## Required work
The records below are to be quoted in full; please keep every word exact.

## Input for this task
··········
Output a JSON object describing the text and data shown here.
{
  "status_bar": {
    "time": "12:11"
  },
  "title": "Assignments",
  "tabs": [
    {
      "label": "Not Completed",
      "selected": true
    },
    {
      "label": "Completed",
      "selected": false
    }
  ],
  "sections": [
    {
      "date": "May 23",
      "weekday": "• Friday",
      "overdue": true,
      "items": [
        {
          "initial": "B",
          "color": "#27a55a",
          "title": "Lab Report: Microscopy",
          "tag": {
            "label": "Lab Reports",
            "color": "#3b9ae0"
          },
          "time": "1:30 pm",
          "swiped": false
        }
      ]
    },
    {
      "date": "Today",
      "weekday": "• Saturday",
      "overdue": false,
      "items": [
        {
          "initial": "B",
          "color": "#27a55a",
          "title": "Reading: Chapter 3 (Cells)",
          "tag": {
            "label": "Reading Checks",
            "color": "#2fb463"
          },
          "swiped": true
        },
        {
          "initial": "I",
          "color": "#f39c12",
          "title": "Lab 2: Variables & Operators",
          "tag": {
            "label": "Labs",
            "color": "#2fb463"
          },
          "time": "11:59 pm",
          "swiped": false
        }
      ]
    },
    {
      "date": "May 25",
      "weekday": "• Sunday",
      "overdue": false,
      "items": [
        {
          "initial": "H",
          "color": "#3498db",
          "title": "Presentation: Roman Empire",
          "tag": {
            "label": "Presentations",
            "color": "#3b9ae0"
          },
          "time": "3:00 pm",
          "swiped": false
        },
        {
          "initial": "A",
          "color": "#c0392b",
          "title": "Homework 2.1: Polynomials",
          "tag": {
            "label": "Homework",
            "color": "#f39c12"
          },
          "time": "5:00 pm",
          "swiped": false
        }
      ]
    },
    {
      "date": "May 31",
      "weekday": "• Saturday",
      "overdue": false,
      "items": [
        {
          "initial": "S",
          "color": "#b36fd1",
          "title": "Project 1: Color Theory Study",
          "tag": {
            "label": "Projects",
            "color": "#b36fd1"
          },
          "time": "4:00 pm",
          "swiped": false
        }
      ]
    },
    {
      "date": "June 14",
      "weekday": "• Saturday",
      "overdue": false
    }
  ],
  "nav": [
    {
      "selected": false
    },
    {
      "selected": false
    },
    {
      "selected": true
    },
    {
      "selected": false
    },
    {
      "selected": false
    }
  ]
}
··········
## Full output
Output a JSON object describing the text and data shown here.
{
  "status_bar": {
    "time": "12:11"
  },
  "title": "Assignments",
  "tabs": [
    {
      "label": "Not Completed",
      "selected": true
    },
    {
      "label": "Completed",
      "selected": false
    }
  ],
  "sections": [
    {
      "date": "May 23",
      "weekday": "• Friday",
      "overdue": true,
      "items": [
        {
          "initial": "B",
          "color": "#27a55a",
          "title": "Lab Report: Microscopy",
          "tag": {
            "label": "Lab Reports",
            "color": "#3b9ae0"
          },
          "time": "1:30 pm",
          "swiped": false
        }
      ]
    },
    {
      "date": "Today",
      "weekday": "• Saturday",
      "overdue": false,
      "items": [
        {
          "initial": "B",
          "color": "#27a55a",
          "title": "Reading: Chapter 3 (Cells)",
          "tag": {
            "label": "Reading Checks",
            "color": "#2fb463"
          },
          "swiped": true
        },
        {
          "initial": "I",
          "color": "#f39c12",
          "title": "Lab 2: Variables & Operators",
          "tag": {
            "label": "Labs",
            "color": "#2fb463"
          },
          "time": "11:59 pm",
          "swiped": false
        }
      ]
    },
    {
      "date": "May 25",
      "weekday": "• Sunday",
      "overdue": false,
      "items": [
        {
          "initial": "H",
          "color": "#3498db",
          "title": "Presentation: Roman Empire",
          "tag": {
            "label": "Presentations",
            "color": "#3b9ae0"
          },
          "time": "3:00 pm",
          "swiped": false
        },
        {
          "initial": "A",
          "color": "#c0392b",
          "title": "Homework 2.1: Polynomials",
          "tag": {
            "label": "Homework",
            "color": "#f39c12"
          },
          "time": "5:00 pm",
          "swiped": false
        }
      ]
    },
    {
      "date": "May 31",
      "weekday": "• Saturday",
      "overdue": false,
      "items": [
        {
          "initial": "S",
          "color": "#b36fd1",
          "title": "Project 1: Color Theory Study",
          "tag": {
            "label": "Projects",
            "color": "#b36fd1"
          },
          "time": "4:00 pm",
          "swiped": false
        }
      ]
    },
    {
      "date": "June 14",
      "weekday": "• Saturday",
      "overdue": false
    }
  ],
  "nav": [
    {
      "selected": false
    },
    {
      "selected": false
    },
    {
      "selected": true
    },
    {
      "selected": false
    },
    {
      "selected": false
    }
  ]
}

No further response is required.